The Moth

Clarion Rating: 3 out of 5

The Moth is a wry noir novel in which an everyman with a complicated past navigates criminality and its consequences in Los Angeles.

A pawnbroker on the criminal fringes encounters trouble in Scott Archer Jones’s entertaining novel The Moth.

In 2010, Frank is a middle-aged pawnbroker known as the Moth in gritty East Los Angeles. His shop is a front for fake identification cards, weapons, and crime-related tools, though his scruples prevent him from selling to minors or from helping people commit home invasions. He’s also a police informant and helps women in distress. When the Russian mafia seeks revenge for a death caused by one of his gun sales, he’s faced with a harsh choice.

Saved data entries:
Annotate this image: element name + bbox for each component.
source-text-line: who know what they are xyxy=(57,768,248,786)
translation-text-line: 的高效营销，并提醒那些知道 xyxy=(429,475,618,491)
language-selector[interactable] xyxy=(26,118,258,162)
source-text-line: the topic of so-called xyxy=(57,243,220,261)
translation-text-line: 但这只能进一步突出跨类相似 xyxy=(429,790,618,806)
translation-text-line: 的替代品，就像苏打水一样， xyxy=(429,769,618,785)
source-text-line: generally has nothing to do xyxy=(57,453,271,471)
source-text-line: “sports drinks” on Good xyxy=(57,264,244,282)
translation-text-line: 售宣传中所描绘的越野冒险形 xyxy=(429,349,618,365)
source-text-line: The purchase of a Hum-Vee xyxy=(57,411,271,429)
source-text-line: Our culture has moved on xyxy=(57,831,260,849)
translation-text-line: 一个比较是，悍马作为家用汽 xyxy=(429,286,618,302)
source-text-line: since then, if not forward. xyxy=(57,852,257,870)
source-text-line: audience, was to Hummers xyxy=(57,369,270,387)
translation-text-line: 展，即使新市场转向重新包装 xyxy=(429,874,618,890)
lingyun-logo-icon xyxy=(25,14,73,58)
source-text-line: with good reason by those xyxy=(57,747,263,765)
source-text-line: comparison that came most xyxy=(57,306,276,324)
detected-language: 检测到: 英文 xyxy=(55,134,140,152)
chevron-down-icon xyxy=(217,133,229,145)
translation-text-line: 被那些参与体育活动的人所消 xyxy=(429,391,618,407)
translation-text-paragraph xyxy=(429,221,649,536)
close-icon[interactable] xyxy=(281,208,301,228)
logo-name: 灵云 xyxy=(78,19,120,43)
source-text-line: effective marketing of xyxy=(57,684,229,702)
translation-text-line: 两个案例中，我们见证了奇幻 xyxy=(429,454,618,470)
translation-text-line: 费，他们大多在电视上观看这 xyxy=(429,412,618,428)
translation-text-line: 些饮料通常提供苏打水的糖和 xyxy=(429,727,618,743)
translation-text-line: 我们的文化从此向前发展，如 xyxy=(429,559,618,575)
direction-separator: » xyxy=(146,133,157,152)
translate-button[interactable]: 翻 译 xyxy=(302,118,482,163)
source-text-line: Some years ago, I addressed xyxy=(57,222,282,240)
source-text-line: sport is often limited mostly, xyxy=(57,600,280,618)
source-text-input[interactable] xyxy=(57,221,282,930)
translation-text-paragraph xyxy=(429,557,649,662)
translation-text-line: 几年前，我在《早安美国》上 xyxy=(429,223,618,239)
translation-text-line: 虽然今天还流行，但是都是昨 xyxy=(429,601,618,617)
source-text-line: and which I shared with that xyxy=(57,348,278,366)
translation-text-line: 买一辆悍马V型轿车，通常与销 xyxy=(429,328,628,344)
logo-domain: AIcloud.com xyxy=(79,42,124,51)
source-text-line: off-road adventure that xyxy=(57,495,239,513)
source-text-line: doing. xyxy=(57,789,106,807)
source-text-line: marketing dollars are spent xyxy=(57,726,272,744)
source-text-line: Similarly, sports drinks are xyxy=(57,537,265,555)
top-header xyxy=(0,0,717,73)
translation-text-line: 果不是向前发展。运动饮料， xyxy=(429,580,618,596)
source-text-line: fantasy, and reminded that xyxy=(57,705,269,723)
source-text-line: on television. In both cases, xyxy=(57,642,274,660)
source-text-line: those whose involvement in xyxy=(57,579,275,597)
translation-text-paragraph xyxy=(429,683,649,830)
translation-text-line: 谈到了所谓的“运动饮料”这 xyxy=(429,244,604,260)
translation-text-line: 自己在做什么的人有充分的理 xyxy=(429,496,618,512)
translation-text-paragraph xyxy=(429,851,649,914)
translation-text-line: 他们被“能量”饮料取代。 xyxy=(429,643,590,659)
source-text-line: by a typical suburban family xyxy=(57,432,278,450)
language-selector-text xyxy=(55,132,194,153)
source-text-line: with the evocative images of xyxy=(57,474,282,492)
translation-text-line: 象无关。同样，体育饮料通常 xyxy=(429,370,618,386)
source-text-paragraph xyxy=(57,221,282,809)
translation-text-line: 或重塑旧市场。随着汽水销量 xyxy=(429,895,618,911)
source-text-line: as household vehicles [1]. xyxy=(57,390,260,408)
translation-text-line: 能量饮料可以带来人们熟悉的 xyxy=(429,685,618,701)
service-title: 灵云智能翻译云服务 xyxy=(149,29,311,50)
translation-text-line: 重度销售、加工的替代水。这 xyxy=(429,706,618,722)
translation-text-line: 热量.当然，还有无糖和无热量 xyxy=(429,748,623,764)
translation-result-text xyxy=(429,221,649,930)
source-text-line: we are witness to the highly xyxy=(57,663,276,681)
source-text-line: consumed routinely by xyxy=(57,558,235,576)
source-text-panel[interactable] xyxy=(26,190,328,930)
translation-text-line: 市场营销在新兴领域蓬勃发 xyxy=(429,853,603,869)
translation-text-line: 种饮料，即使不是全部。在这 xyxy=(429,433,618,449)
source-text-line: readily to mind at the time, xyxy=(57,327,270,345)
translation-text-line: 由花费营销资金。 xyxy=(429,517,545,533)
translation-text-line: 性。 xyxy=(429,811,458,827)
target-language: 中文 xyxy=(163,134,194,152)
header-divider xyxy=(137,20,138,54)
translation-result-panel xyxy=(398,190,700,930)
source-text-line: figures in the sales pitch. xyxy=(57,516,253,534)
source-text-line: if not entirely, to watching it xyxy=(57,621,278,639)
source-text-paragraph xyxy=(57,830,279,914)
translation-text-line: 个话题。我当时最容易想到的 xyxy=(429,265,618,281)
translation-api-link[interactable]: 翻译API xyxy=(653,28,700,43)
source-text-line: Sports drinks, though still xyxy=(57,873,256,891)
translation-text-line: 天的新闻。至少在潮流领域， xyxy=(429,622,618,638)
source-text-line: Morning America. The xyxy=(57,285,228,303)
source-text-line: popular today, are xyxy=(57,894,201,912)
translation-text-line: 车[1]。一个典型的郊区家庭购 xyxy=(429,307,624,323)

**Assigned task 1:** According to the review of The Moth, in what year and in what part of Los Angeles does Frank work as a pawnbroker?
**Assigned task 2:** Please sum up the review of The Moth in two sentences.

**Output 1:** In 2010, in East Los Angeles.

**Output 2:** Scott Archer Jones's The Moth is an entertaining, wry noir novel about Frank, a middle-aged East Los Angeles pawnbroker known as the Moth, whose shop is a front for fake identification cards, weapons, and crime-related tools. Though he won't sell to minors or help with home invasions, is a police informant, and helps women in distress, he faces a harsh choice when the Russian mafia seeks revenge for a death caused by one of his gun sales.